[Figure record extracts]

⟨

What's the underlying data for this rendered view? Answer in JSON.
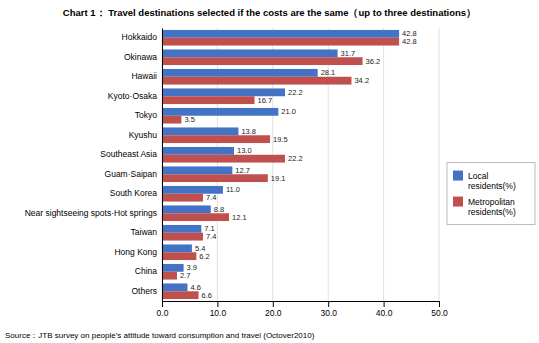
{
  "chart_data": {
    "type": "bar",
    "orientation": "horizontal",
    "title": "Chart 1： Travel destinations selected if the costs are the same（up to three destinations）",
    "annotations": [
      "Source：JTB survey on people’s attitude toward consumption and travel (Octover2010)"
    ],
    "categories": [
      "Others",
      "China",
      "Hong Kong",
      "Taiwan",
      "Near sightseeing spots·Hot springs",
      "South Korea",
      "Guam·Saipan",
      "Southeast Asia",
      "Kyushu",
      "Tokyo",
      "Kyoto·Osaka",
      "Hawaii",
      "Okinawa",
      "Hokkaido"
    ],
    "series": [
      {
        "name": "Local\nresidents(%)",
        "color": "#4472C4",
        "values": [
          4.6,
          3.9,
          5.4,
          7.1,
          8.8,
          11.0,
          12.7,
          13.0,
          13.8,
          21.0,
          22.2,
          28.1,
          31.7,
          42.8
        ],
        "value_labels": [
          "4.6",
          "3.9",
          "5.4",
          "7.1",
          "8.8",
          "11.0",
          "12.7",
          "13.0",
          "13.8",
          "21.0",
          "22.2",
          "28.1",
          "31.7",
          "42.8"
        ]
      },
      {
        "name": "Metropolitan\nresidents(%)",
        "color": "#C0504D",
        "values": [
          6.6,
          2.7,
          6.2,
          7.4,
          12.1,
          7.4,
          19.1,
          22.2,
          19.5,
          3.5,
          16.7,
          34.2,
          36.2,
          42.8
        ],
        "value_labels": [
          "6.6",
          "2.7",
          "6.2",
          "7.4",
          "12.1",
          "7.4",
          "19.1",
          "22.2",
          "19.5",
          "3.5",
          "16.7",
          "34.2",
          "36.2",
          "42.8"
        ]
      }
    ],
    "xlim": [
      0,
      50
    ],
    "xticks": [
      {
        "value": 0,
        "label": "0.0"
      },
      {
        "value": 10,
        "label": "10.0"
      },
      {
        "value": 20,
        "label": "20.0"
      },
      {
        "value": 30,
        "label": "30.0"
      },
      {
        "value": 40,
        "label": "40.0"
      },
      {
        "value": 50,
        "label": "50.0"
      }
    ],
    "grid": true,
    "legend": "lower right",
    "data_labels": true
  }
}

⟩

Working from the material above, transcribe it exactly while omitting pictures.

■ The completed task:
What's the underlying data for this rendered view? Answer in JSON.
{
  "chart_data": {
    "type": "bar",
    "orientation": "horizontal",
    "title": "Chart 1： Travel destinations selected if the costs are the same（up to three destinations）",
    "annotations": [
      "Source：JTB survey on people’s attitude toward consumption and travel (Octover2010)"
    ],
    "categories": [
      "Others",
      "China",
      "Hong Kong",
      "Taiwan",
      "Near sightseeing spots·Hot springs",
      "South Korea",
      "Guam·Saipan",
      "Southeast Asia",
      "Kyushu",
      "Tokyo",
      "Kyoto·Osaka",
      "Hawaii",
      "Okinawa",
      "Hokkaido"
    ],
    "series": [
      {
        "name": "Local\nresidents(%)",
        "color": "#4472C4",
        "values": [
          4.6,
          3.9,
          5.4,
          7.1,
          8.8,
          11.0,
          12.7,
          13.0,
          13.8,
          21.0,
          22.2,
          28.1,
          31.7,
          42.8
        ],
        "value_labels": [
          "4.6",
          "3.9",
          "5.4",
          "7.1",
          "8.8",
          "11.0",
          "12.7",
          "13.0",
          "13.8",
          "21.0",
          "22.2",
          "28.1",
          "31.7",
          "42.8"
        ]
      },
      {
        "name": "Metropolitan\nresidents(%)",
        "color": "#C0504D",
        "values": [
          6.6,
          2.7,
          6.2,
          7.4,
          12.1,
          7.4,
          19.1,
          22.2,
          19.5,
          3.5,
          16.7,
          34.2,
          36.2,
          42.8
        ],
        "value_labels": [
          "6.6",
          "2.7",
          "6.2",
          "7.4",
          "12.1",
          "7.4",
          "19.1",
          "22.2",
          "19.5",
          "3.5",
          "16.7",
          "34.2",
          "36.2",
          "42.8"
        ]
      }
    ],
    "xlim": [
      0,
      50
    ],
    "xticks": [
      {
        "value": 0,
        "label": "0.0"
      },
      {
        "value": 10,
        "label": "10.0"
      },
      {
        "value": 20,
        "label": "20.0"
      },
      {
        "value": 30,
        "label": "30.0"
      },
      {
        "value": 40,
        "label": "40.0"
      },
      {
        "value": 50,
        "label": "50.0"
      }
    ],
    "grid": true,
    "legend": "lower right",
    "data_labels": true
  }
}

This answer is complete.